» **Rows from a dataset**:
----

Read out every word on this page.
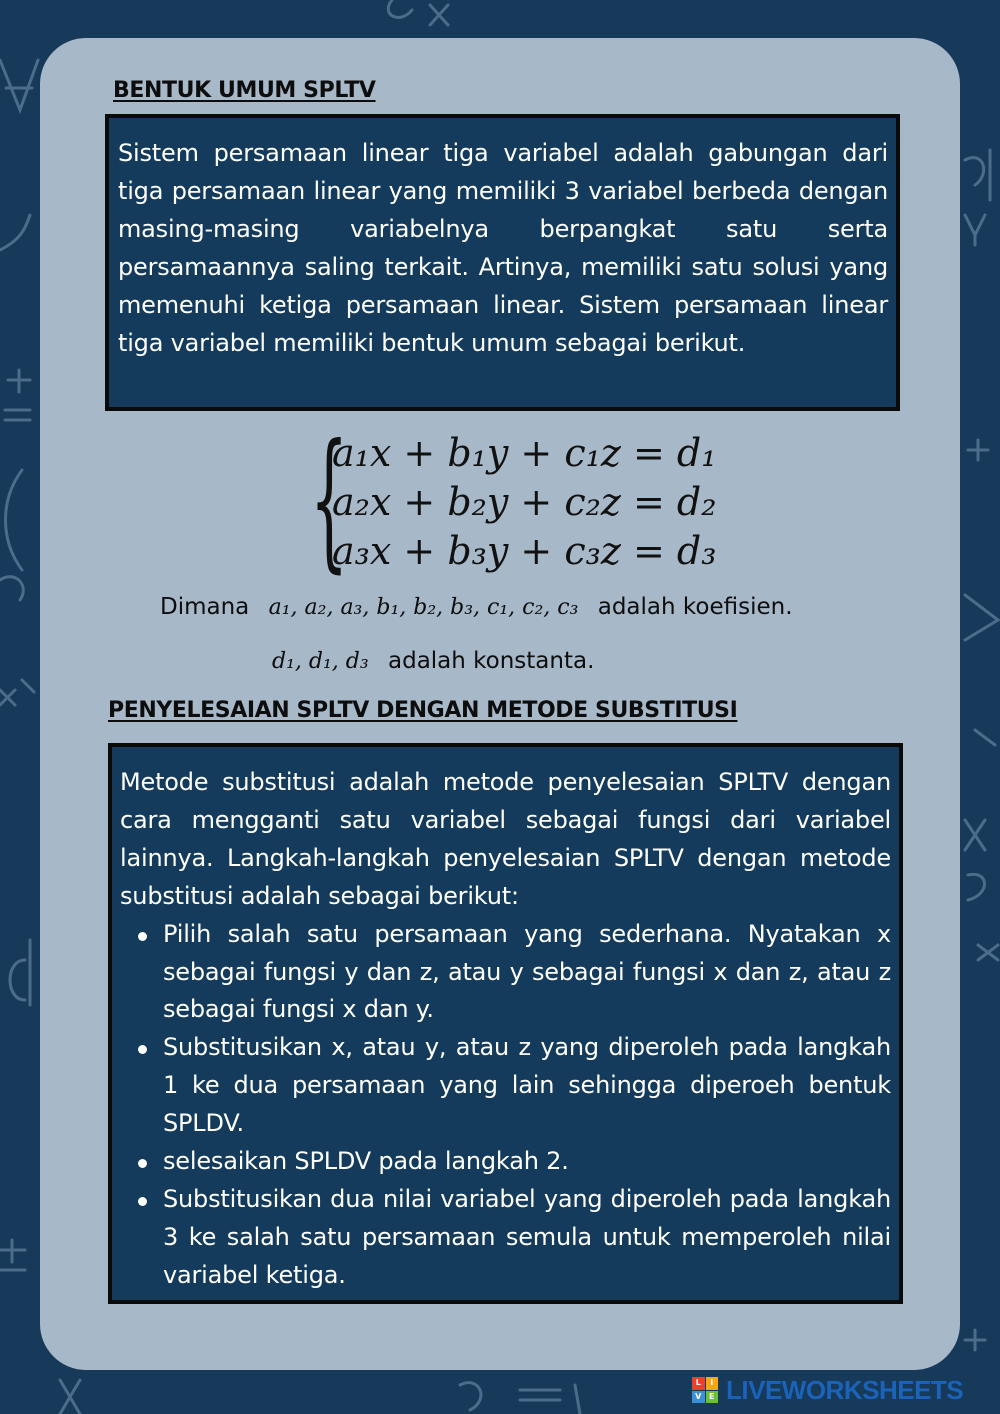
BENTUK UMUM SPLTV

Sistem persamaan linear tiga variabel adalah gabungan dari tiga persamaan linear yang memiliki 3 variabel berbeda dengan masing-masing variabelnya berpangkat satu serta persamaannya saling terkait. Artinya, memiliki satu solusi yang memenuhi ketiga persamaan linear. Sistem persamaan linear tiga variabel memiliki bentuk umum sebagai berikut.

{

a₁x + b₁y + c₁z = d₁

a₂x + b₂y + c₂z = d₂

a₃x + b₃y + c₃z = d₃

Dimana a₁, a₂, a₃, b₁, b₂, b₃, c₁, c₂, c₃ adalah koefisien.

d₁, d₁, d₃ adalah konstanta.

PENYELESAIAN SPLTV DENGAN METODE SUBSTITUSI

Metode substitusi adalah metode penyelesaian SPLTV dengan cara mengganti satu variabel sebagai fungsi dari variabel lainnya. Langkah-langkah penyelesaian SPLTV dengan metode substitusi adalah sebagai berikut:

Pilih salah satu persamaan yang sederhana. Nyatakan x sebagai fungsi y dan z, atau y sebagai fungsi x dan z, atau z sebagai fungsi x dan y.
Substitusikan x, atau y, atau z yang diperoleh pada langkah 1 ke dua persamaan yang lain sehingga diperoeh bentuk SPLDV.
selesaikan SPLDV pada langkah 2.
Substitusikan dua nilai variabel yang diperoleh pada langkah 3 ke salah satu persamaan semula untuk memperoleh nilai variabel ketiga.
L	I
V E LIVEWORKSHEETS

----

» **THE EXERCISE**: Leave the pictures out and output the rest of the listing exactly.

» **SOLUTION TO THIS EXERCISE**:
Read out every word on this page.
BENTUK UMUM SPLTV

Sistem persamaan linear tiga variabel adalah gabungan dari tiga persamaan linear yang memiliki 3 variabel berbeda dengan masing-masing variabelnya berpangkat satu serta persamaannya saling terkait. Artinya, memiliki satu solusi yang memenuhi ketiga persamaan linear. Sistem persamaan linear tiga variabel memiliki bentuk umum sebagai berikut.

{

a₁x + b₁y + c₁z = d₁

a₂x + b₂y + c₂z = d₂

a₃x + b₃y + c₃z = d₃

Dimana a₁, a₂, a₃, b₁, b₂, b₃, c₁, c₂, c₃ adalah koefisien.

d₁, d₁, d₃ adalah konstanta.

PENYELESAIAN SPLTV DENGAN METODE SUBSTITUSI

Metode substitusi adalah metode penyelesaian SPLTV dengan cara mengganti satu variabel sebagai fungsi dari variabel lainnya. Langkah-langkah penyelesaian SPLTV dengan metode substitusi adalah sebagai berikut:

Pilih salah satu persamaan yang sederhana. Nyatakan x sebagai fungsi y dan z, atau y sebagai fungsi x dan z, atau z sebagai fungsi x dan y.
Substitusikan x, atau y, atau z yang diperoleh pada langkah 1 ke dua persamaan yang lain sehingga diperoeh bentuk SPLDV.
selesaikan SPLDV pada langkah 2.
Substitusikan dua nilai variabel yang diperoleh pada langkah 3 ke salah satu persamaan semula untuk memperoleh nilai variabel ketiga.
L	I
V E LIVEWORKSHEETS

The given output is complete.